-- Start of Document excerpt --

12

This is hopefully a fun question that is a little bit off the standard path. It's meant to elicit a light conversation but nevertheless one that illuminates fundamental characteristics of Chinese as a written language.

Question: Twitter, which was designed with English speaking users in mind, has a limit of 140 characters per tweet, to enforce a certain brevity and effectively encourage the development of a continuous stream of new content. One advantage of Chinese is that, in Twitter, you can convey a LOT more information in 140 characters than you can in English! But just how much more? My question, and again of course this is purely in the realm of hypothetical, is: How many characters would Twitter have allow if it wanted to let English-language users convey as much information as Chinese speaking users now enjoy?

To go back to my earlier thread about the Hong Kong subway's warning about not standing in the way of a train's closing doors, in Chinese (Cantonese), it is: "請勿靠近車門" and in English is: "Please stand back from the doors." Almost magically, the two spoken languages, independently developed over the course of centuries on opposite sides of the planet, share precisely the same level of economy: Each announcement is just six syllables long. But there is a big disparity in the economy of the written languages. English consumes 27 written characters (and five spaces) to convey what Chinese says with just six characters.

So to extend this one random example into the world of Twitter character limits, where spaces between words do count against your limit, that's roughly five times more characters in English than in Chinese. Therefore, Twitter would have to raise its character limit to 700 characters for English language tweets to match a 140 character limit on Chinese language tweets. Or, looked at another way, Twitter would have to reduce the limit on Chinese language tweets to 28 characters to match the existing 140 character limit on English language tweets. Obviously this is not scientific or even remotely rigorous. Perhaps studies have been done on this question.

-- End of Document excerpt --
-- Start of Material --

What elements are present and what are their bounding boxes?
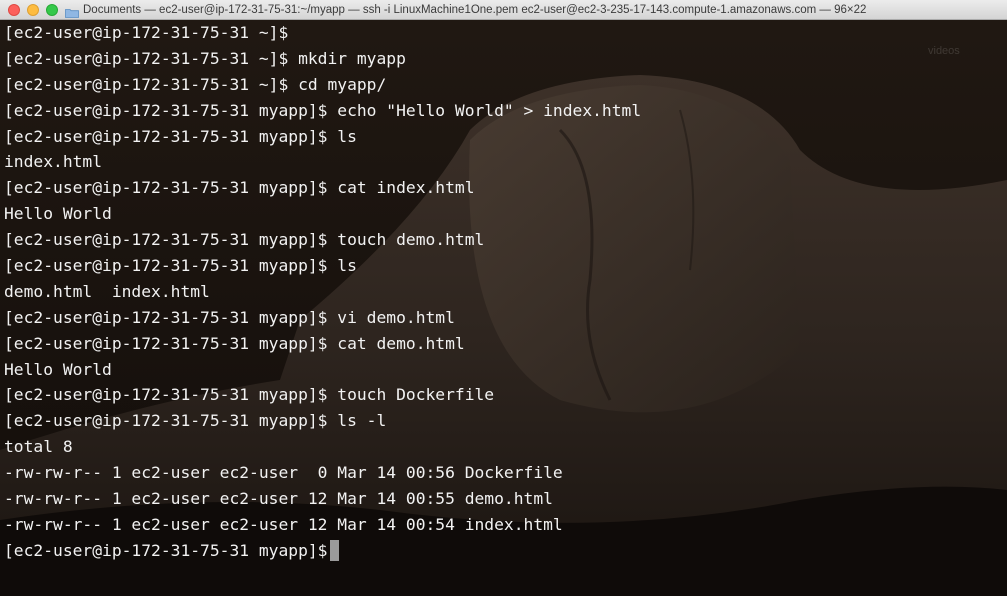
terminal-line: [ec2-user@ip-172-31-75-31 myapp]$ ls	[4, 253, 999, 279]
terminal-line-text: -rw-rw-r-- 1 ec2-user ec2-user 0 Mar 14 …	[4, 463, 563, 483]
title-bar[interactable]: Documents — ec2-user@ip-172-31-75-31:~/m…	[0, 0, 1007, 20]
terminal-line-text: -rw-rw-r-- 1 ec2-user ec2-user 12 Mar 14…	[4, 514, 563, 534]
terminal-line: Hello World	[4, 357, 999, 383]
terminal-line: total 8	[4, 434, 999, 460]
terminal-line: [ec2-user@ip-172-31-75-31 ~]$	[4, 20, 999, 46]
terminal-line-text: [ec2-user@ip-172-31-75-31 ~]$ mkdir myap…	[4, 48, 406, 68]
terminal-line-text: index.html	[4, 152, 103, 172]
terminal-line: [ec2-user@ip-172-31-75-31 myapp]$ ls	[4, 124, 999, 150]
zoom-button[interactable]	[46, 4, 58, 16]
minimize-button[interactable]	[27, 4, 39, 16]
terminal-line-text: total 8	[4, 437, 73, 457]
terminal-line-text: -rw-rw-r-- 1 ec2-user ec2-user 12 Mar 14…	[4, 489, 553, 509]
terminal-line: [ec2-user@ip-172-31-75-31 ~]$ cd myapp/	[4, 72, 999, 98]
terminal-line-text: [ec2-user@ip-172-31-75-31 ~]$	[4, 23, 289, 42]
terminal-line: [ec2-user@ip-172-31-75-31 myapp]$ touch …	[4, 382, 999, 408]
terminal-line-text: Hello World	[4, 204, 112, 224]
terminal-line: [ec2-user@ip-172-31-75-31 myapp]$ touch …	[4, 227, 999, 253]
terminal-line: [ec2-user@ip-172-31-75-31 myapp]$ echo "…	[4, 98, 999, 124]
terminal-line: Hello World	[4, 201, 999, 227]
terminal-output[interactable]: [ec2-user@ip-172-31-75-31 ~]$ [ec2-user@i…	[4, 20, 999, 590]
terminal-line-text: [ec2-user@ip-172-31-75-31 myapp]$ touch …	[4, 230, 485, 250]
window-title: Documents — ec2-user@ip-172-31-75-31:~/m…	[83, 4, 867, 16]
terminal-line: [ec2-user@ip-172-31-75-31 myapp]$ vi dem…	[4, 305, 999, 331]
terminal-line: -rw-rw-r-- 1 ec2-user ec2-user 12 Mar 14…	[4, 512, 999, 538]
terminal-line: [ec2-user@ip-172-31-75-31 myapp]$ ls -l	[4, 408, 999, 434]
terminal-line: [ec2-user@ip-172-31-75-31 myapp]$ cat de…	[4, 331, 999, 357]
terminal-line-text: [ec2-user@ip-172-31-75-31 myapp]$ ls -l	[4, 411, 387, 431]
terminal-line: -rw-rw-r-- 1 ec2-user ec2-user 12 Mar 14…	[4, 486, 999, 512]
terminal-line-text: [ec2-user@ip-172-31-75-31 myapp]$ touch …	[4, 385, 495, 405]
terminal-line-text: [ec2-user@ip-172-31-75-31 ~]$ cd myapp/	[4, 74, 387, 94]
terminal-line: [ec2-user@ip-172-31-75-31 myapp]$ cat in…	[4, 175, 999, 201]
terminal-line: [ec2-user@ip-172-31-75-31 ~]$ mkdir myap…	[4, 46, 999, 72]
terminal-line-text: [ec2-user@ip-172-31-75-31 myapp]$ vi dem…	[4, 307, 455, 327]
terminal-line: [ec2-user@ip-172-31-75-31 myapp]$	[4, 538, 999, 564]
terminal-line: demo.html index.html	[4, 279, 999, 305]
terminal-line-text: [ec2-user@ip-172-31-75-31 myapp]$ cat de…	[4, 333, 465, 353]
text-cursor	[330, 539, 340, 561]
terminal-line: index.html	[4, 149, 999, 175]
folder-icon	[65, 5, 79, 18]
close-button[interactable]	[8, 4, 20, 16]
terminal-line-text: demo.html index.html	[4, 281, 210, 301]
terminal-line-text: [ec2-user@ip-172-31-75-31 myapp]$ ls	[4, 256, 357, 276]
terminal-line-text: [ec2-user@ip-172-31-75-31 myapp]$ ls	[4, 126, 357, 146]
terminal-line: -rw-rw-r-- 1 ec2-user ec2-user 0 Mar 14 …	[4, 460, 999, 486]
terminal-line-text: [ec2-user@ip-172-31-75-31 myapp]$ cat in…	[4, 178, 475, 198]
terminal-window: Documents — ec2-user@ip-172-31-75-31:~/m…	[0, 0, 1007, 596]
terminal-line-text: Hello World	[4, 359, 112, 379]
terminal-line-text: [ec2-user@ip-172-31-75-31 myapp]$ echo "…	[4, 100, 642, 120]
terminal-line-text: [ec2-user@ip-172-31-75-31 myapp]$	[4, 540, 328, 560]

-- End of Material --

## Requests
1. Name every language that the post about Twitter character limits mentions.
2. Reproduce the passage of the post about Twitter character limits starting at "This is hopefully" and ending at "a written language.".

## Per-task answers
1. Chinese, English, Cantonese

2.
This is hopefully a fun question that is a little bit off the standard path. It's meant to elicit a light conversation but nevertheless one that illuminates fundamental characteristics of Chinese as a written language.